SOURCE MATERIAL
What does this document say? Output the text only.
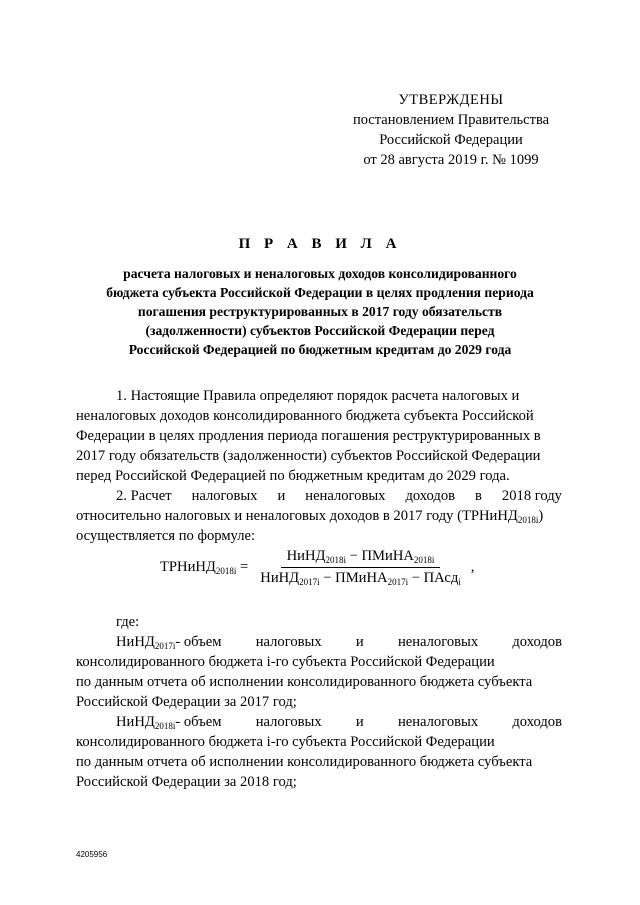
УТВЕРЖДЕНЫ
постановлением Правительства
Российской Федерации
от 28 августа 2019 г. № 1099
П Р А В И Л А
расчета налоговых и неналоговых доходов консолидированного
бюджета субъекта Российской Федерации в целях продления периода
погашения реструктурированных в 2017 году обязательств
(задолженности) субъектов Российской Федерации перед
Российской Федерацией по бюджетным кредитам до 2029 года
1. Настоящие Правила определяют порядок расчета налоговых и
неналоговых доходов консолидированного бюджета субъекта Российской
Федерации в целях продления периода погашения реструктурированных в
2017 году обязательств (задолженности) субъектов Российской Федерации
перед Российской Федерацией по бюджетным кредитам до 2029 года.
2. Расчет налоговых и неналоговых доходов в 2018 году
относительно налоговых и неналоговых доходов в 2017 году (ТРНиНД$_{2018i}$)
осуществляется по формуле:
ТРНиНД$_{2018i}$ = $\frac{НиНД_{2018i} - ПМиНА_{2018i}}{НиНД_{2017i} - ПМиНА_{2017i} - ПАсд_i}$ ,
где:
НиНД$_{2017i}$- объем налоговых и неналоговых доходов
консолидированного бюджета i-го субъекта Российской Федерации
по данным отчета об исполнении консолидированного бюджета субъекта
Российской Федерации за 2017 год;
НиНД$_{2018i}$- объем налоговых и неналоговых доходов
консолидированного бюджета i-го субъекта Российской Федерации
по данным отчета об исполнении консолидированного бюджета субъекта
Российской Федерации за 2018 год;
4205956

REQUIRED TASK
Find the lines containing "субъектов" and list every one of them.

CORRECT ANSWER
(задолженности) субъектов Российской Федерации перед
2017 году обязательств (задолженности) субъектов Российской Федерации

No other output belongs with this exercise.